▶ _EXTRACTED RECORDS_:
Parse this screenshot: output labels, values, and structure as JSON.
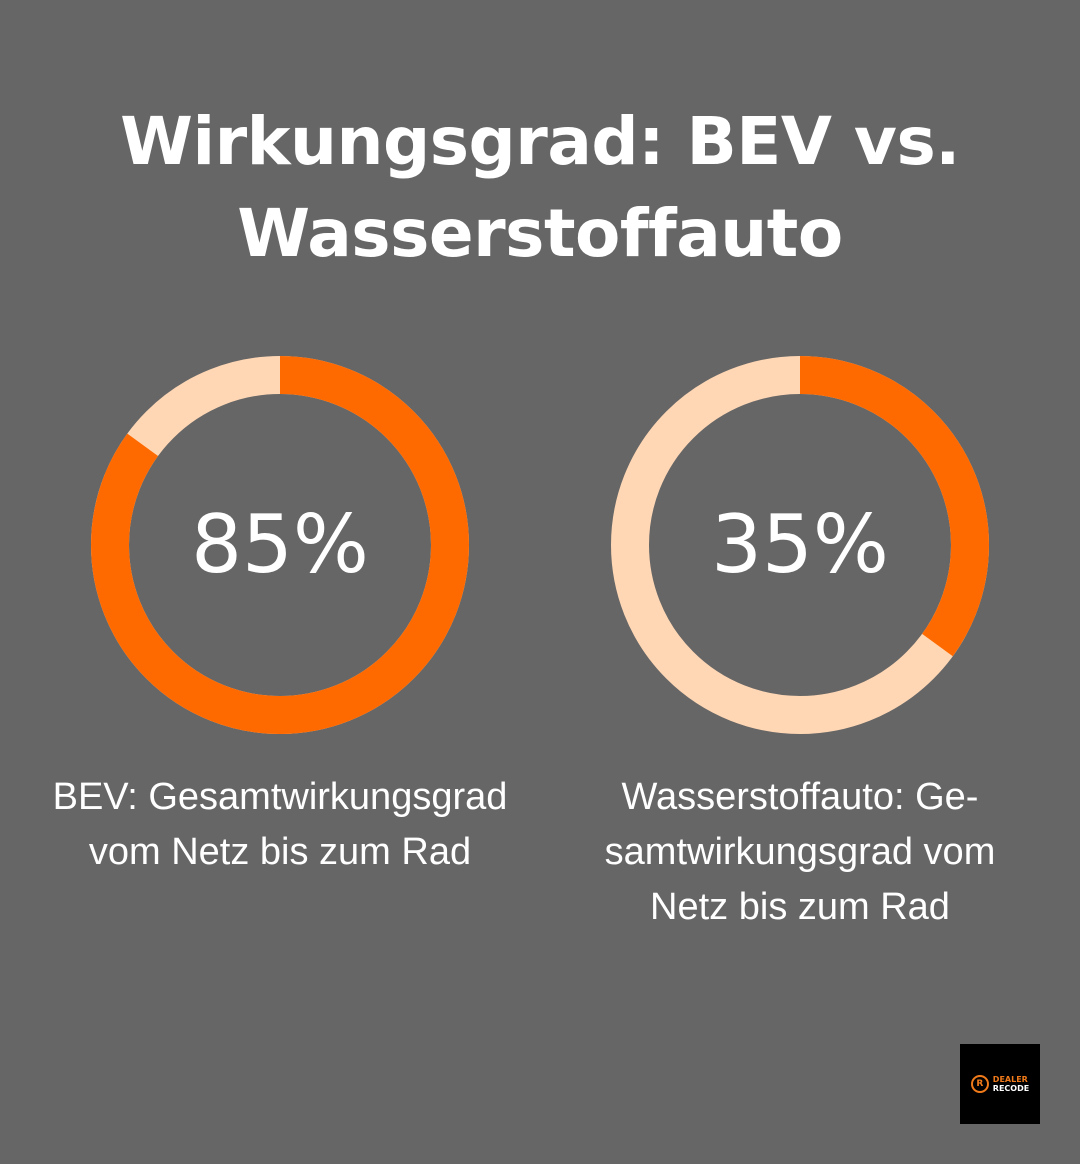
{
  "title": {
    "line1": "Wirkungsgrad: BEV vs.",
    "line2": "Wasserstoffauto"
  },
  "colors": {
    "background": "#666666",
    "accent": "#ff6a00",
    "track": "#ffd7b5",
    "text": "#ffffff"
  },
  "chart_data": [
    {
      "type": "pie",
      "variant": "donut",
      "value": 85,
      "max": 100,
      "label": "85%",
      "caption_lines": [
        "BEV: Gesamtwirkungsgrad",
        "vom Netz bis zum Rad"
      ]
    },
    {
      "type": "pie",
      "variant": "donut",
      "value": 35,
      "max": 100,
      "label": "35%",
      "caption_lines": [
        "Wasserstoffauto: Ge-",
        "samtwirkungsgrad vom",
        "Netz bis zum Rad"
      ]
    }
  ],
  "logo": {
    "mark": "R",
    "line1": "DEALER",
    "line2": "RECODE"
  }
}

▶ _SHORT TASK_: Reproduce every entry word for word, but omit the pictures.

▶ _SOLUTION TO THIS TASK_:
Parse this screenshot: output labels, values, and structure as JSON.
{
  "title": {
    "line1": "Wirkungsgrad: BEV vs.",
    "line2": "Wasserstoffauto"
  },
  "colors": {
    "background": "#666666",
    "accent": "#ff6a00",
    "track": "#ffd7b5",
    "text": "#ffffff"
  },
  "chart_data": [
    {
      "type": "pie",
      "variant": "donut",
      "value": 85,
      "max": 100,
      "label": "85%",
      "caption_lines": [
        "BEV: Gesamtwirkungsgrad",
        "vom Netz bis zum Rad"
      ]
    },
    {
      "type": "pie",
      "variant": "donut",
      "value": 35,
      "max": 100,
      "label": "35%",
      "caption_lines": [
        "Wasserstoffauto: Ge-",
        "samtwirkungsgrad vom",
        "Netz bis zum Rad"
      ]
    }
  ],
  "logo": {
    "mark": "R",
    "line1": "DEALER",
    "line2": "RECODE"
  }
}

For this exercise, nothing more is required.